What you need to do >> Search the records that follow and extract every line containing the string "Travel".

-- BEGIN Items --

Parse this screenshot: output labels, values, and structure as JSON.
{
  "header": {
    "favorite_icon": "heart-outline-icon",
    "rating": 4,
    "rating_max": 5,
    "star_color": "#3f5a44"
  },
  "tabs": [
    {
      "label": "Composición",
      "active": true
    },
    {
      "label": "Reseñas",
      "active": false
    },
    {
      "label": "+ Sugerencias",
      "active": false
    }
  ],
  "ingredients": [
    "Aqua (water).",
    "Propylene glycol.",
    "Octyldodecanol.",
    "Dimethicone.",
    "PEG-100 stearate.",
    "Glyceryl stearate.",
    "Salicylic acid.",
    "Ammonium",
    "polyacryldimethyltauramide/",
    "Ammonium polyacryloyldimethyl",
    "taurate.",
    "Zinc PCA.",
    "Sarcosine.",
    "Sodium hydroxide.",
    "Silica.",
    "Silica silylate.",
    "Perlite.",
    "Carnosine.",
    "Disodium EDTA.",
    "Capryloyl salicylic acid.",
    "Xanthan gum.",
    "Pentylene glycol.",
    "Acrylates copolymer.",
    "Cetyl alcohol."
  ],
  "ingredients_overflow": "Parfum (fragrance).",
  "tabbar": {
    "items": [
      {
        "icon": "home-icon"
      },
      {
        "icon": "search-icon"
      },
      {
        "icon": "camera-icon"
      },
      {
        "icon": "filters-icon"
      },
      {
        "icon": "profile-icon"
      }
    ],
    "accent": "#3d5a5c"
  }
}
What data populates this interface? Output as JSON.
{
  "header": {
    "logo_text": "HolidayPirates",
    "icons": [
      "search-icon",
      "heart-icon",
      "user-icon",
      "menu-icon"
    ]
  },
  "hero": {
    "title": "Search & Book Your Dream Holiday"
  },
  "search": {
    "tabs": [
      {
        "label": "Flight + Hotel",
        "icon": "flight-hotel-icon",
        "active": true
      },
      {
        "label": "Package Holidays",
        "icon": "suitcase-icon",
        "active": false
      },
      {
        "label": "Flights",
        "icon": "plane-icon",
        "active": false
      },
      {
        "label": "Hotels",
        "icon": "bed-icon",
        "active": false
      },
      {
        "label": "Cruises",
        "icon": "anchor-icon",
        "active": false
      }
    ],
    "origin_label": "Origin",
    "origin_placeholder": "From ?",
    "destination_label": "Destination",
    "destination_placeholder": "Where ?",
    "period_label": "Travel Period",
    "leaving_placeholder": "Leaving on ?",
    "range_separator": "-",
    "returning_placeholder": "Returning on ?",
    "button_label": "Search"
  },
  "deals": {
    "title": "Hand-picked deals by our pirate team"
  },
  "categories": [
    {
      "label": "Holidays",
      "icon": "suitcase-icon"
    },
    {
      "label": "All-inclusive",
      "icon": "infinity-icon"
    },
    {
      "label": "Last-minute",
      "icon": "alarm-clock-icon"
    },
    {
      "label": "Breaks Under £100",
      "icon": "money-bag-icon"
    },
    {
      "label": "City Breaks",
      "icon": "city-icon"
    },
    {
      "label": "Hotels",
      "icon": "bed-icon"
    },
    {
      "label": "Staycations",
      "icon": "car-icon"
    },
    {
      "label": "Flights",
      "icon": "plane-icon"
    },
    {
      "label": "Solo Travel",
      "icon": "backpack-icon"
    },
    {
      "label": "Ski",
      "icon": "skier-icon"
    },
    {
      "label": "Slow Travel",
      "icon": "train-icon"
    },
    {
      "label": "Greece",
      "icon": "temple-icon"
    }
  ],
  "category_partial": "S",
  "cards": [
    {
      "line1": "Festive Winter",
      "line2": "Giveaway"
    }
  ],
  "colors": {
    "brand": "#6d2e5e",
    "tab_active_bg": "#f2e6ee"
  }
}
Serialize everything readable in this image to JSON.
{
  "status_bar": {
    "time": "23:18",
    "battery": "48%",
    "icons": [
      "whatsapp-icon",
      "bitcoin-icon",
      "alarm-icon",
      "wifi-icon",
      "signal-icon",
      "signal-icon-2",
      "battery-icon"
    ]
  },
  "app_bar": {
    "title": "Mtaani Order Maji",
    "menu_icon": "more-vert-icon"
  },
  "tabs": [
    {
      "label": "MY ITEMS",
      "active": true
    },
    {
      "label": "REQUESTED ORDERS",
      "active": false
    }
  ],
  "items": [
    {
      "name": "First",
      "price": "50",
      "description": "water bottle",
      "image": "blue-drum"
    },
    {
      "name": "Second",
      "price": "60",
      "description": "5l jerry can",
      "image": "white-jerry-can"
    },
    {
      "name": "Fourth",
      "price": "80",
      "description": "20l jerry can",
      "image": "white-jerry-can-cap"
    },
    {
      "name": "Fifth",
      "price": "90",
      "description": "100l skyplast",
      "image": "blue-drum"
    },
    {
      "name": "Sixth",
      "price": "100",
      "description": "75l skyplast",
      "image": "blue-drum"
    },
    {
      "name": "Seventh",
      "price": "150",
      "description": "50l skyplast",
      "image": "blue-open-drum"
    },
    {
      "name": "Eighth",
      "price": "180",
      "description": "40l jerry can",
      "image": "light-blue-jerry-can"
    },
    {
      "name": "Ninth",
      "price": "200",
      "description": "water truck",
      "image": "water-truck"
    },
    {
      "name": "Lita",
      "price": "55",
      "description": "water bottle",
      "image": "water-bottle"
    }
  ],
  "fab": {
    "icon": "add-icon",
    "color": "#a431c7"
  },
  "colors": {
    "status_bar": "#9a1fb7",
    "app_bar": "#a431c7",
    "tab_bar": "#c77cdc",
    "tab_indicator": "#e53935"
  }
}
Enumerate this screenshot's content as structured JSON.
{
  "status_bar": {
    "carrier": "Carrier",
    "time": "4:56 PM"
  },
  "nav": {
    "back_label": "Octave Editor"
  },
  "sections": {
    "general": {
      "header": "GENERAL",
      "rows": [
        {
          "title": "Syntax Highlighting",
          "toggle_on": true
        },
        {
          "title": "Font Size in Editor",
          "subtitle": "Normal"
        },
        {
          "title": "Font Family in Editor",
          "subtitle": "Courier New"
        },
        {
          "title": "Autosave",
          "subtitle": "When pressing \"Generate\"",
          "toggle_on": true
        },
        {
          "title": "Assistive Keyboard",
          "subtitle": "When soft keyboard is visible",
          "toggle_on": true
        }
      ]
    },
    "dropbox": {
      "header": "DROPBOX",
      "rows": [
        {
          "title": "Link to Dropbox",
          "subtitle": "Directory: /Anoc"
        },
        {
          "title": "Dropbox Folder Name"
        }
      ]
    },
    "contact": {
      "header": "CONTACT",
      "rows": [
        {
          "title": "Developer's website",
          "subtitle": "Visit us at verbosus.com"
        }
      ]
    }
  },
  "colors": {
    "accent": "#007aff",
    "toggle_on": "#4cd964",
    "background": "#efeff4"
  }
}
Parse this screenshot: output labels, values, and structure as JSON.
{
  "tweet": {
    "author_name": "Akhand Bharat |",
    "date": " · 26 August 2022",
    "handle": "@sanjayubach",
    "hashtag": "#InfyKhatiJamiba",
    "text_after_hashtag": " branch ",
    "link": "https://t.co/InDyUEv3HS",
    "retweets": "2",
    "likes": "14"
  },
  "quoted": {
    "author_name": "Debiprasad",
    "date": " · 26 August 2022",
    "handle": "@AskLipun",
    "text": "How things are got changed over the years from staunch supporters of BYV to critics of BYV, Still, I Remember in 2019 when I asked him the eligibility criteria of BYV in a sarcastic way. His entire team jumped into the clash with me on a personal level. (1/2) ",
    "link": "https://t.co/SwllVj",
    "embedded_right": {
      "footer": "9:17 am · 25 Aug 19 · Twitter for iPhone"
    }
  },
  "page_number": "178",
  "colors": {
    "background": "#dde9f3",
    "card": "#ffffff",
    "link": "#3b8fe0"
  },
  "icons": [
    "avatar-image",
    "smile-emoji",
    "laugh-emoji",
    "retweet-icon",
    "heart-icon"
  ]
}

-- END Items --

Answer to the exercise >>
    "period_label": "Travel Period",
      "label": "Solo Travel",
      "label": "Slow Travel",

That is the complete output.